→ TASK STATEMENT:
Go through the entries below and retype them exactly, omitting each picture.

→ Excerpts from a figure dataset:
__________________________________________________
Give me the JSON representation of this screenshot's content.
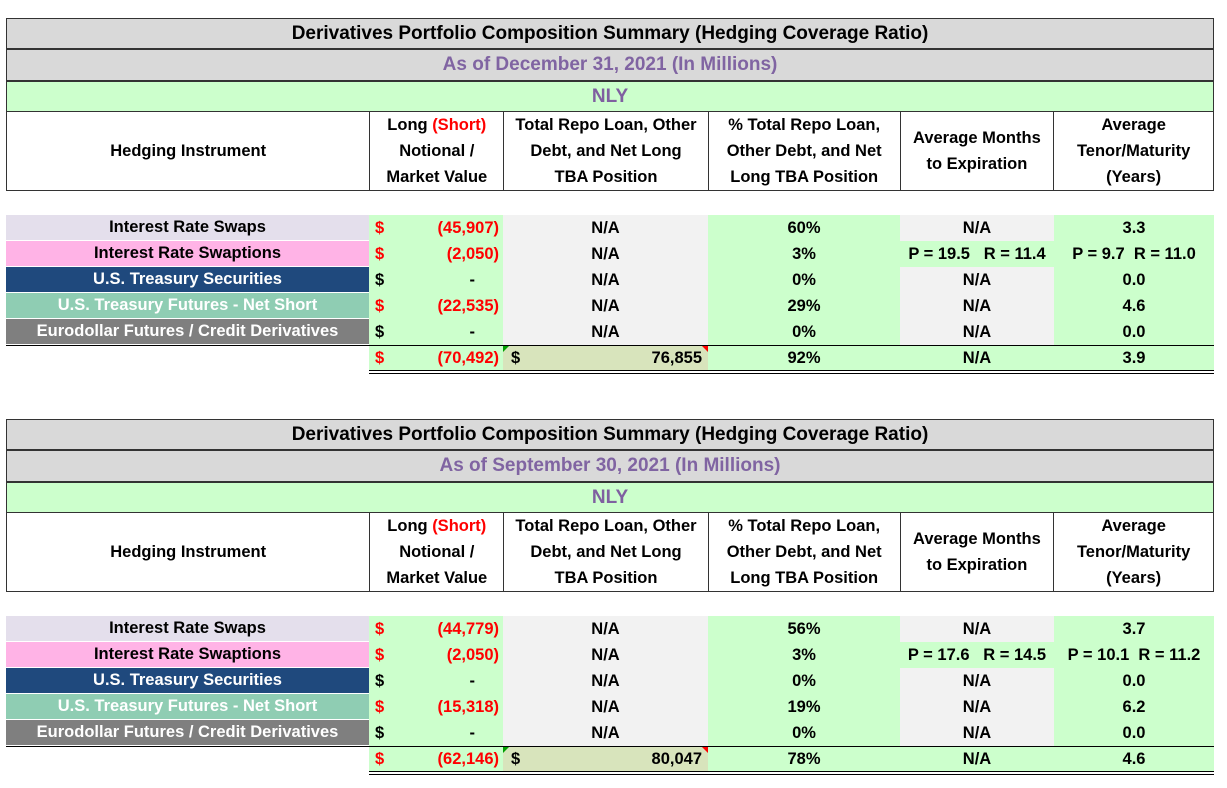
{
  "tables": [
    {
      "title": "Derivatives Portfolio Composition Summary (Hedging Coverage Ratio)",
      "as_of": "As of December 31, 2021 (In Millions)",
      "entity": "NLY",
      "headers": {
        "instrument": "Hedging Instrument",
        "notional_a": "Long ",
        "notional_short": "(Short)",
        "notional_b": "Notional /",
        "notional_c": "Market Value",
        "repo_a": "Total Repo Loan, Other",
        "repo_b": "Debt, and Net Long",
        "repo_c": "TBA Position",
        "pct_a": "% Total Repo Loan,",
        "pct_b": "Other Debt, and Net",
        "pct_c": "Long TBA Position",
        "months_a": "Average Months",
        "months_b": "to Expiration",
        "tenor_a": "Average",
        "tenor_b": "Tenor/Maturity",
        "tenor_c": "(Years)"
      },
      "rows": [
        {
          "name": "Interest Rate Swaps",
          "currency": "$",
          "amount": "(45,907)",
          "repo": "N/A",
          "pct": "60%",
          "months": "N/A",
          "tenor": "3.3"
        },
        {
          "name": "Interest Rate Swaptions",
          "currency": "$",
          "amount": "(2,050)",
          "repo": "N/A",
          "pct": "3%",
          "months": "P = 19.5   R = 11.4",
          "tenor": "P = 9.7  R = 11.0"
        },
        {
          "name": "U.S. Treasury Securities",
          "currency": "$",
          "amount": "-",
          "repo": "N/A",
          "pct": "0%",
          "months": "N/A",
          "tenor": "0.0"
        },
        {
          "name": "U.S. Treasury Futures - Net Short",
          "currency": "$",
          "amount": "(22,535)",
          "repo": "N/A",
          "pct": "29%",
          "months": "N/A",
          "tenor": "4.6"
        },
        {
          "name": "Eurodollar Futures / Credit Derivatives",
          "currency": "$",
          "amount": "-",
          "repo": "N/A",
          "pct": "0%",
          "months": "N/A",
          "tenor": "0.0"
        }
      ],
      "total": {
        "currency": "$",
        "amount": "(70,492)",
        "repo_currency": "$",
        "repo": "76,855",
        "pct": "92%",
        "months": "N/A",
        "tenor": "3.9"
      }
    },
    {
      "title": "Derivatives Portfolio Composition Summary (Hedging Coverage Ratio)",
      "as_of": "As of September 30, 2021 (In Millions)",
      "entity": "NLY",
      "headers": {
        "instrument": "Hedging Instrument",
        "notional_a": "Long ",
        "notional_short": "(Short)",
        "notional_b": "Notional /",
        "notional_c": "Market Value",
        "repo_a": "Total Repo Loan, Other",
        "repo_b": "Debt, and Net Long",
        "repo_c": "TBA Position",
        "pct_a": "% Total Repo Loan,",
        "pct_b": "Other Debt, and Net",
        "pct_c": "Long TBA Position",
        "months_a": "Average Months",
        "months_b": "to Expiration",
        "tenor_a": "Average",
        "tenor_b": "Tenor/Maturity",
        "tenor_c": "(Years)"
      },
      "rows": [
        {
          "name": "Interest Rate Swaps",
          "currency": "$",
          "amount": "(44,779)",
          "repo": "N/A",
          "pct": "56%",
          "months": "N/A",
          "tenor": "3.7"
        },
        {
          "name": "Interest Rate Swaptions",
          "currency": "$",
          "amount": "(2,050)",
          "repo": "N/A",
          "pct": "3%",
          "months": "P = 17.6   R = 14.5",
          "tenor": "P = 10.1  R = 11.2"
        },
        {
          "name": "U.S. Treasury Securities",
          "currency": "$",
          "amount": "-",
          "repo": "N/A",
          "pct": "0%",
          "months": "N/A",
          "tenor": "0.0"
        },
        {
          "name": "U.S. Treasury Futures - Net Short",
          "currency": "$",
          "amount": "(15,318)",
          "repo": "N/A",
          "pct": "19%",
          "months": "N/A",
          "tenor": "6.2"
        },
        {
          "name": "Eurodollar Futures / Credit Derivatives",
          "currency": "$",
          "amount": "-",
          "repo": "N/A",
          "pct": "0%",
          "months": "N/A",
          "tenor": "0.0"
        }
      ],
      "total": {
        "currency": "$",
        "amount": "(62,146)",
        "repo_currency": "$",
        "repo": "80,047",
        "pct": "78%",
        "months": "N/A",
        "tenor": "4.6"
      }
    }
  ]
}
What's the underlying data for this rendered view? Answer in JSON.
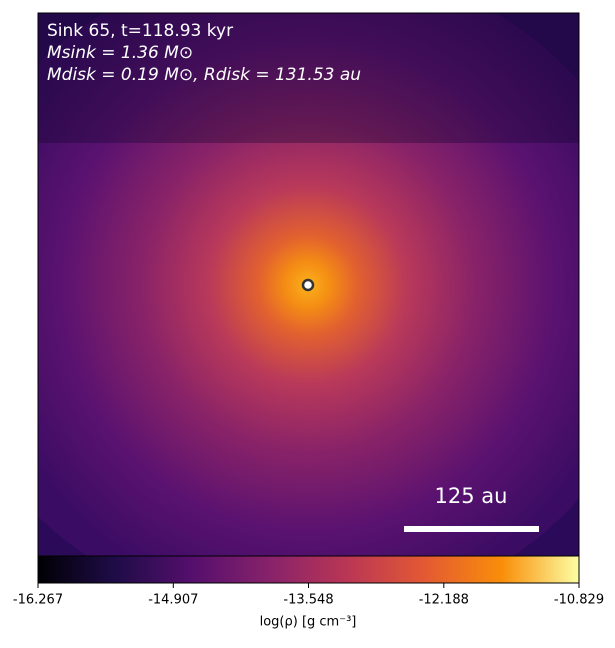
__________________________________________________
→ WRITTEN ANSWER:
Give me the JSON representation of this screenshot's content.
{
  "tables": [
    {
      "title": "Derivatives Portfolio Composition Summary (Hedging Coverage Ratio)",
      "as_of": "As of December 31, 2021 (In Millions)",
      "entity": "NLY",
      "headers": {
        "instrument": "Hedging Instrument",
        "notional_a": "Long ",
        "notional_short": "(Short)",
        "notional_b": "Notional /",
        "notional_c": "Market Value",
        "repo_a": "Total Repo Loan, Other",
        "repo_b": "Debt, and Net Long",
        "repo_c": "TBA Position",
        "pct_a": "% Total Repo Loan,",
        "pct_b": "Other Debt, and Net",
        "pct_c": "Long TBA Position",
        "months_a": "Average Months",
        "months_b": "to Expiration",
        "tenor_a": "Average",
        "tenor_b": "Tenor/Maturity",
        "tenor_c": "(Years)"
      },
      "rows": [
        {
          "name": "Interest Rate Swaps",
          "currency": "$",
          "amount": "(45,907)",
          "repo": "N/A",
          "pct": "60%",
          "months": "N/A",
          "tenor": "3.3"
        },
        {
          "name": "Interest Rate Swaptions",
          "currency": "$",
          "amount": "(2,050)",
          "repo": "N/A",
          "pct": "3%",
          "months": "P = 19.5   R = 11.4",
          "tenor": "P = 9.7  R = 11.0"
        },
        {
          "name": "U.S. Treasury Securities",
          "currency": "$",
          "amount": "-",
          "repo": "N/A",
          "pct": "0%",
          "months": "N/A",
          "tenor": "0.0"
        },
        {
          "name": "U.S. Treasury Futures - Net Short",
          "currency": "$",
          "amount": "(22,535)",
          "repo": "N/A",
          "pct": "29%",
          "months": "N/A",
          "tenor": "4.6"
        },
        {
          "name": "Eurodollar Futures / Credit Derivatives",
          "currency": "$",
          "amount": "-",
          "repo": "N/A",
          "pct": "0%",
          "months": "N/A",
          "tenor": "0.0"
        }
      ],
      "total": {
        "currency": "$",
        "amount": "(70,492)",
        "repo_currency": "$",
        "repo": "76,855",
        "pct": "92%",
        "months": "N/A",
        "tenor": "3.9"
      }
    },
    {
      "title": "Derivatives Portfolio Composition Summary (Hedging Coverage Ratio)",
      "as_of": "As of September 30, 2021 (In Millions)",
      "entity": "NLY",
      "headers": {
        "instrument": "Hedging Instrument",
        "notional_a": "Long ",
        "notional_short": "(Short)",
        "notional_b": "Notional /",
        "notional_c": "Market Value",
        "repo_a": "Total Repo Loan, Other",
        "repo_b": "Debt, and Net Long",
        "repo_c": "TBA Position",
        "pct_a": "% Total Repo Loan,",
        "pct_b": "Other Debt, and Net",
        "pct_c": "Long TBA Position",
        "months_a": "Average Months",
        "months_b": "to Expiration",
        "tenor_a": "Average",
        "tenor_b": "Tenor/Maturity",
        "tenor_c": "(Years)"
      },
      "rows": [
        {
          "name": "Interest Rate Swaps",
          "currency": "$",
          "amount": "(44,779)",
          "repo": "N/A",
          "pct": "56%",
          "months": "N/A",
          "tenor": "3.7"
        },
        {
          "name": "Interest Rate Swaptions",
          "currency": "$",
          "amount": "(2,050)",
          "repo": "N/A",
          "pct": "3%",
          "months": "P = 17.6   R = 14.5",
          "tenor": "P = 10.1  R = 11.2"
        },
        {
          "name": "U.S. Treasury Securities",
          "currency": "$",
          "amount": "-",
          "repo": "N/A",
          "pct": "0%",
          "months": "N/A",
          "tenor": "0.0"
        },
        {
          "name": "U.S. Treasury Futures - Net Short",
          "currency": "$",
          "amount": "(15,318)",
          "repo": "N/A",
          "pct": "19%",
          "months": "N/A",
          "tenor": "6.2"
        },
        {
          "name": "Eurodollar Futures / Credit Derivatives",
          "currency": "$",
          "amount": "-",
          "repo": "N/A",
          "pct": "0%",
          "months": "N/A",
          "tenor": "0.0"
        }
      ],
      "total": {
        "currency": "$",
        "amount": "(62,146)",
        "repo_currency": "$",
        "repo": "80,047",
        "pct": "78%",
        "months": "N/A",
        "tenor": "4.6"
      }
    }
  ]
}
What's the underlying data for this rendered view? Answer in JSON.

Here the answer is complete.